EXERCISE —
What lines of the data include the string "this"? Copy them all.

MATERIAL FOR THE TASK —
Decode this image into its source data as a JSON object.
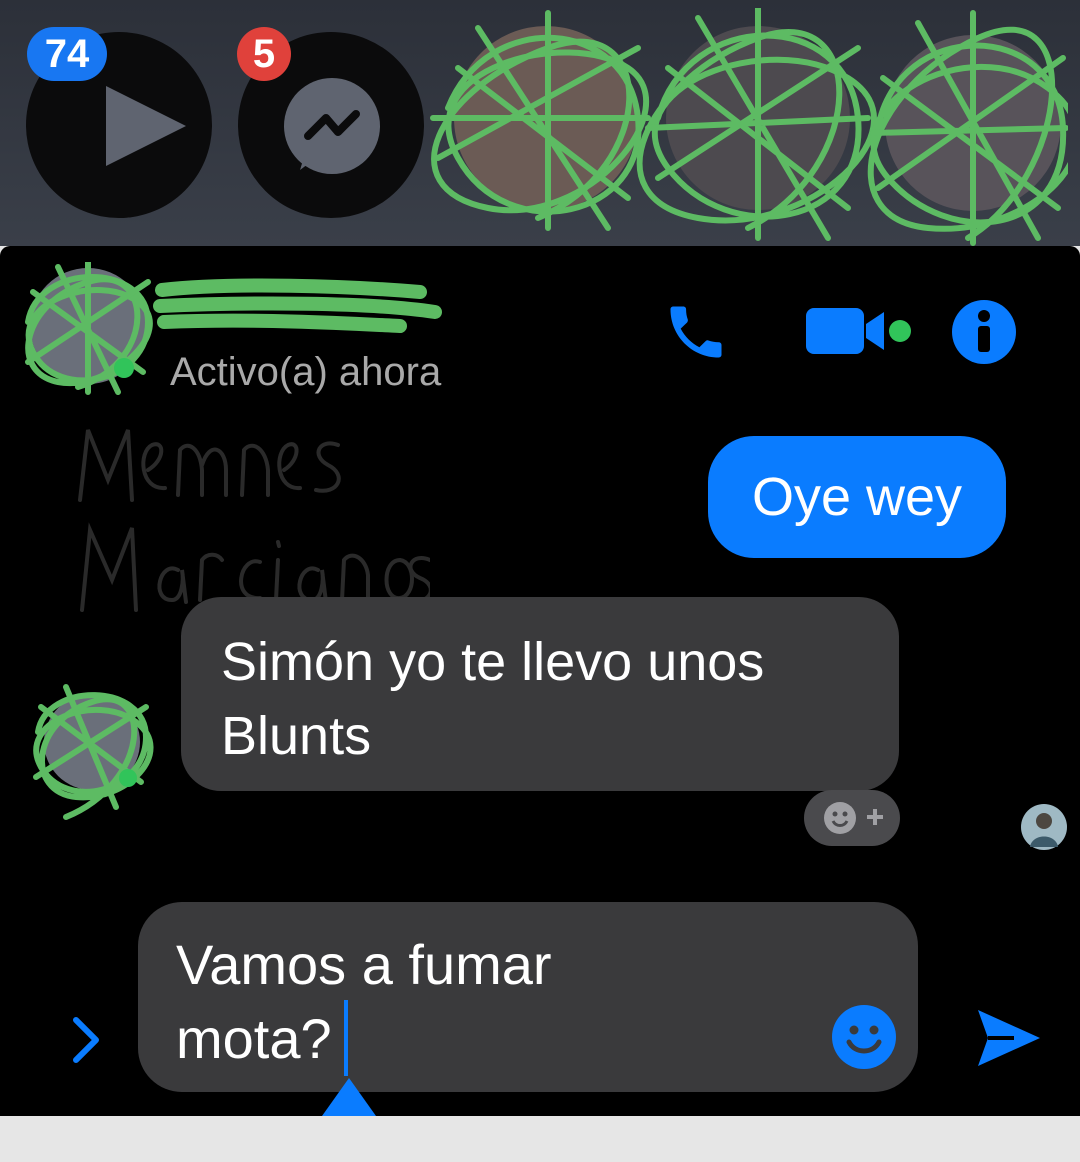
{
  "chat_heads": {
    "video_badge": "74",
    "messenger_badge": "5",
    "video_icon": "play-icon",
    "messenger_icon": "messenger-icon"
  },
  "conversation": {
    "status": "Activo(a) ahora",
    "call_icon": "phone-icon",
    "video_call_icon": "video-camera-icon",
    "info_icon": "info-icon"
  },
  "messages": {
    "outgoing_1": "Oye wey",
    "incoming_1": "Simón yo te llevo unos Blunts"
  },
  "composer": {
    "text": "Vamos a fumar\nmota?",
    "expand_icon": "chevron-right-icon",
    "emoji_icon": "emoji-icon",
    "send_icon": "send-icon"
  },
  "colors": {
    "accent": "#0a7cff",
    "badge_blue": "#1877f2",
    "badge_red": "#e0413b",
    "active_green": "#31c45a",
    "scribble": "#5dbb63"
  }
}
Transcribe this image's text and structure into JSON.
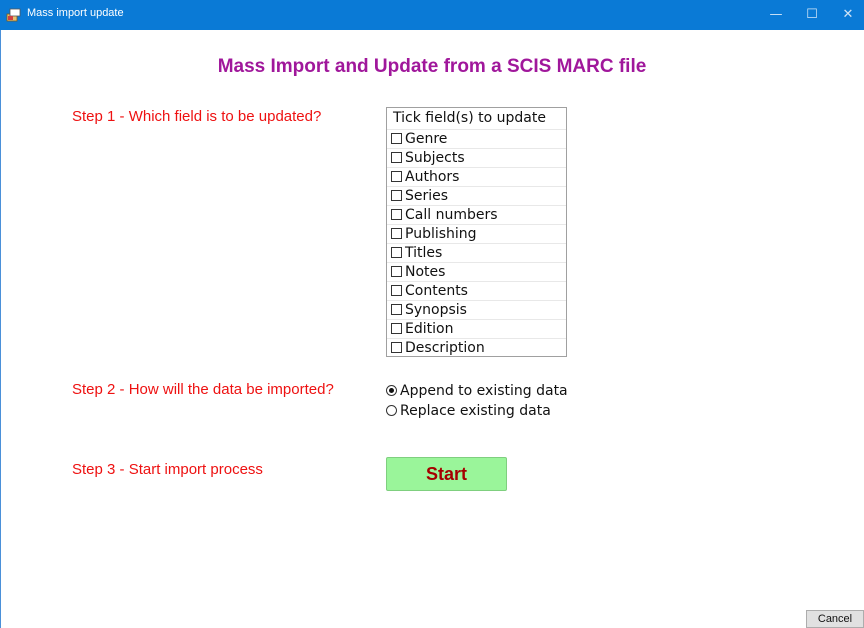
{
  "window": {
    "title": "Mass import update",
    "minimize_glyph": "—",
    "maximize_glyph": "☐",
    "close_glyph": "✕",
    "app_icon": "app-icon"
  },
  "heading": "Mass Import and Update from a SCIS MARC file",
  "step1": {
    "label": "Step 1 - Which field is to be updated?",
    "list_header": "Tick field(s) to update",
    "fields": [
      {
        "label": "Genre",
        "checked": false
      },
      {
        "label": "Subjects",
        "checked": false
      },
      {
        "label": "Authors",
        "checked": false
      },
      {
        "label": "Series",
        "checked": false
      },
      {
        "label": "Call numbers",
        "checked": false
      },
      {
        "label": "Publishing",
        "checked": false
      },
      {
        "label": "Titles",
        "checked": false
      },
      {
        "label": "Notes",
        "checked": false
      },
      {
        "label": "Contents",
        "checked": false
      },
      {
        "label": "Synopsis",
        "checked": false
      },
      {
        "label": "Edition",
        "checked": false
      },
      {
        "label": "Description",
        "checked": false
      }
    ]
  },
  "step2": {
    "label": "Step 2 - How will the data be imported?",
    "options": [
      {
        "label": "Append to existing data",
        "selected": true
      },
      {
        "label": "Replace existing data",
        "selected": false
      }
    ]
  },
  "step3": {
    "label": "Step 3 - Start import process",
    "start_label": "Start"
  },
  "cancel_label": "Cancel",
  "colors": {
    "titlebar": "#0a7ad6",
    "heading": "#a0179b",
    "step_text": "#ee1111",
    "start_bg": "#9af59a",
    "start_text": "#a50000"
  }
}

---

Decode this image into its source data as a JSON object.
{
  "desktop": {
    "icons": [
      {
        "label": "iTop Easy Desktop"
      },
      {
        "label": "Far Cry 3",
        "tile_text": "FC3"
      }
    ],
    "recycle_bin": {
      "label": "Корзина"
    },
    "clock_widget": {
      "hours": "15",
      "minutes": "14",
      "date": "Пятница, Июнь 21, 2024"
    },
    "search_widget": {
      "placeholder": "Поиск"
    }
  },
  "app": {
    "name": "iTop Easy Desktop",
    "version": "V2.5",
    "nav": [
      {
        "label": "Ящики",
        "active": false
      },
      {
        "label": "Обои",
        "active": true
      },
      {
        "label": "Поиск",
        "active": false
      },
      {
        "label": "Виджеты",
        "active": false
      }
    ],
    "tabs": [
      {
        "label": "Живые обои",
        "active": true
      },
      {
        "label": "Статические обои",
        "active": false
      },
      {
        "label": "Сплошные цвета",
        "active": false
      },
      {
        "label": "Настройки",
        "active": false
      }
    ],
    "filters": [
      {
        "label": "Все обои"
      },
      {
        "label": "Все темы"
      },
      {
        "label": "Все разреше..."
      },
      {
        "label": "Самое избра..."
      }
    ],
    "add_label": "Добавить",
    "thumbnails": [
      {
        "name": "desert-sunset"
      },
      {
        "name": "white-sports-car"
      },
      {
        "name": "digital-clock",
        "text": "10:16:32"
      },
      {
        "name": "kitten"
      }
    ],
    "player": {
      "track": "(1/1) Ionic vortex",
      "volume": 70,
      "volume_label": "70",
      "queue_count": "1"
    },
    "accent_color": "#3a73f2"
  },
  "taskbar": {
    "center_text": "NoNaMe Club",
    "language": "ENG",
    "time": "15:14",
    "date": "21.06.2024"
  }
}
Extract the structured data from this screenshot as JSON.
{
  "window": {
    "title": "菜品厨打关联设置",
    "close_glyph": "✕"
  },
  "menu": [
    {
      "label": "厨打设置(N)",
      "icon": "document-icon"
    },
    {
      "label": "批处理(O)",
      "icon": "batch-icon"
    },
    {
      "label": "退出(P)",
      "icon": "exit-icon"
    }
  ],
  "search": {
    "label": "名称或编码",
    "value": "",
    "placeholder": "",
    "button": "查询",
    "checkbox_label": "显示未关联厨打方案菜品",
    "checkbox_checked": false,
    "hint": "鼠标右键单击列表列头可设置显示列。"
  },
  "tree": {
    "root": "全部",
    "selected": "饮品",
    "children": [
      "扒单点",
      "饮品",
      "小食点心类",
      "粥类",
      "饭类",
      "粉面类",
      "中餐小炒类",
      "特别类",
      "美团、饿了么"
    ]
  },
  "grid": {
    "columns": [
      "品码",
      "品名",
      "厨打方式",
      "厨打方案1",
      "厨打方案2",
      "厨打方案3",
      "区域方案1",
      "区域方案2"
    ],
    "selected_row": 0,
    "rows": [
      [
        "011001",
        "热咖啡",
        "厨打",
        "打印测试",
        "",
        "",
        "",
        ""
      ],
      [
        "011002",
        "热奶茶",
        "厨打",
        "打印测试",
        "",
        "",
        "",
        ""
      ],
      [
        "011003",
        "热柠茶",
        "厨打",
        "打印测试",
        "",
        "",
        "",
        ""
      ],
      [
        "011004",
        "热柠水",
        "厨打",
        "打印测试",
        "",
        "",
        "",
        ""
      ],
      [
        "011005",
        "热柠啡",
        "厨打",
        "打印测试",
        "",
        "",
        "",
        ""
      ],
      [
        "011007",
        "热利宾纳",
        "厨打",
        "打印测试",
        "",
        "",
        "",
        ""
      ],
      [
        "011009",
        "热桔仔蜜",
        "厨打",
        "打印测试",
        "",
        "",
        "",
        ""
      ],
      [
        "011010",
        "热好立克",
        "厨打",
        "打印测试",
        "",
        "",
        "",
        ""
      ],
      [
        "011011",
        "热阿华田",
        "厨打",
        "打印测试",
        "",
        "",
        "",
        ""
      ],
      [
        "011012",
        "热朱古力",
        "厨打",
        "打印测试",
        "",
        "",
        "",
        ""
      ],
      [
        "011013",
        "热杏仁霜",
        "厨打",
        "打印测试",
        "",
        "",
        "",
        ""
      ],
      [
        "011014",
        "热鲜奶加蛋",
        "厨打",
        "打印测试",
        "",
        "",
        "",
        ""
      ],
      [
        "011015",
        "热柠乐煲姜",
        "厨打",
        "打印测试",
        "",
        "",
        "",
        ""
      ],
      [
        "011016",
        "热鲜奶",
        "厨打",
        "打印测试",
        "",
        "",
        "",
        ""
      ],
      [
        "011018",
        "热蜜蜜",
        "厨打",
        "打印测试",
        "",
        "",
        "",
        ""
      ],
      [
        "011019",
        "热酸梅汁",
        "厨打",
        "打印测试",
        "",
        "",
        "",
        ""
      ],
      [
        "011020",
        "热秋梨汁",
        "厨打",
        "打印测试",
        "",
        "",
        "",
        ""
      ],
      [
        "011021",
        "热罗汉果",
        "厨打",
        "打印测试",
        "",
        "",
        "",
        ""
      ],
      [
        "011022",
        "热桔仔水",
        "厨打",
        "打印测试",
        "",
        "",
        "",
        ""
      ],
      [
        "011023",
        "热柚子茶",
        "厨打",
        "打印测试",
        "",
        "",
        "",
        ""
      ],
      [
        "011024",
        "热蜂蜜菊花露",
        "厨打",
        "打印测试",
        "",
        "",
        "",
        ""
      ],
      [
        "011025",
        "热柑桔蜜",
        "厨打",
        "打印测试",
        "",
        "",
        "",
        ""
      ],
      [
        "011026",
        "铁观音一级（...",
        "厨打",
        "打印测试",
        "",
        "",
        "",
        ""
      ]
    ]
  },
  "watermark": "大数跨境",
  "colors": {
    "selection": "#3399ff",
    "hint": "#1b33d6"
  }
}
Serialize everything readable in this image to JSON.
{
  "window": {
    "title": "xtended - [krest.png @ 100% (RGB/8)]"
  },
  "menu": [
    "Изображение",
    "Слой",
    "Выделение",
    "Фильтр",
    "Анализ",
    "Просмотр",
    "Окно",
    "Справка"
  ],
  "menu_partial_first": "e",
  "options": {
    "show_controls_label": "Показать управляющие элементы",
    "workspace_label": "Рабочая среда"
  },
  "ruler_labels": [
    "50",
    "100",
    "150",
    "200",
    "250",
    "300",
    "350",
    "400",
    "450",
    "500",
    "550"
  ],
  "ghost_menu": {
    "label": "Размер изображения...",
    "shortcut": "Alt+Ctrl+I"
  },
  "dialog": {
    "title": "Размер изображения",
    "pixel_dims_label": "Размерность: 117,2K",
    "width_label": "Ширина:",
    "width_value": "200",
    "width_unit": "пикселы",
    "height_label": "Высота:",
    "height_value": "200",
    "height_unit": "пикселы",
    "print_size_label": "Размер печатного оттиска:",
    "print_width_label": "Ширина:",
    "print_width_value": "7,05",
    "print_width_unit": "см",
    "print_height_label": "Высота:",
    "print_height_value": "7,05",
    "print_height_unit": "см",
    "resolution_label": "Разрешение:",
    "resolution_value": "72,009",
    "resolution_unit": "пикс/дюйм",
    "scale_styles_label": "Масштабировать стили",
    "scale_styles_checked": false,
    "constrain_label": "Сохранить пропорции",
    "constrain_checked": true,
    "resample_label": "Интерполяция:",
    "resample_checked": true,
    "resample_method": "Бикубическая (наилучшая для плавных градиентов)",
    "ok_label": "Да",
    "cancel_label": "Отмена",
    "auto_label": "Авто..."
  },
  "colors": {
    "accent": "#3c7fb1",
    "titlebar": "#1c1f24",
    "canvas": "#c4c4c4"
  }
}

--

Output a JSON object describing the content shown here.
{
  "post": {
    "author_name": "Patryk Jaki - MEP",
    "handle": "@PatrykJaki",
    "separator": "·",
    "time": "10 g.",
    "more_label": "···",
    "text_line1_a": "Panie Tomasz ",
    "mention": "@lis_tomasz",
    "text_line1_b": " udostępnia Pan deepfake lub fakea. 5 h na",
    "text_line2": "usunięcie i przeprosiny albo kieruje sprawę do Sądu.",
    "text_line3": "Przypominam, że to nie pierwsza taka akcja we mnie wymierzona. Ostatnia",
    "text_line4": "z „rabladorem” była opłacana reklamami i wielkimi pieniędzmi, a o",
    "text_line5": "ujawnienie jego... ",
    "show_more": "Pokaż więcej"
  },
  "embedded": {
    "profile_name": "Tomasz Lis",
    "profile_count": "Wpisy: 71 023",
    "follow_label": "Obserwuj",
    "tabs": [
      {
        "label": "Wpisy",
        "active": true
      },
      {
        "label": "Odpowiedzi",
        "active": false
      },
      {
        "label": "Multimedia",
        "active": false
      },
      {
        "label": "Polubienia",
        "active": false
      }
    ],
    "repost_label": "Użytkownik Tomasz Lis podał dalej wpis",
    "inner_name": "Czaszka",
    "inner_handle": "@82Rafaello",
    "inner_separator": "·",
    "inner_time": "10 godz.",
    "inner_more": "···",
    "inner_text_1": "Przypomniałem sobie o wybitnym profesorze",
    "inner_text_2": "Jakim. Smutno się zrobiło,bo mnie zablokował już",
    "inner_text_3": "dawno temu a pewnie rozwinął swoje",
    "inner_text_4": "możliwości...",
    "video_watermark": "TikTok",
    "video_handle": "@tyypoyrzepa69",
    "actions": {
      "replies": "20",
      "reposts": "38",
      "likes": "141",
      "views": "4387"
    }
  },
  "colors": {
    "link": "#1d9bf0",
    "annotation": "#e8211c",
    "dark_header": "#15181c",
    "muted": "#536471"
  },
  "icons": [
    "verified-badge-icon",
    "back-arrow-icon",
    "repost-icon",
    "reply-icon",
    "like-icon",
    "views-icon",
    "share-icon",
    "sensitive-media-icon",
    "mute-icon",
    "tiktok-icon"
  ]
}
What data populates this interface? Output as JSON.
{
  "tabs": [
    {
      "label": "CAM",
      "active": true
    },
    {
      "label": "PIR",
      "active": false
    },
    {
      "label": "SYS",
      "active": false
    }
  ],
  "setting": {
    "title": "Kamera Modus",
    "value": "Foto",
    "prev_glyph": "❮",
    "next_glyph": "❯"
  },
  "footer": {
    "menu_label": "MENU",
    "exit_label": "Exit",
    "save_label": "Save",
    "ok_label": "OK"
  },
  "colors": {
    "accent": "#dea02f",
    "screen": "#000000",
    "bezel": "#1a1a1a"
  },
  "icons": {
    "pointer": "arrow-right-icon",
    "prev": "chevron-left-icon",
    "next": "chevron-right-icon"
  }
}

WRITTEN RESPONSE —
Decode this image into its source data as a JSON object.
Transcribe this image's text and structure into JSON.
Decode this image into its source data as a JSON object.
Extract the structured data from this screenshot as JSON.
Serialize everything readable in this image to JSON.
What data populates this interface? Output as JSON.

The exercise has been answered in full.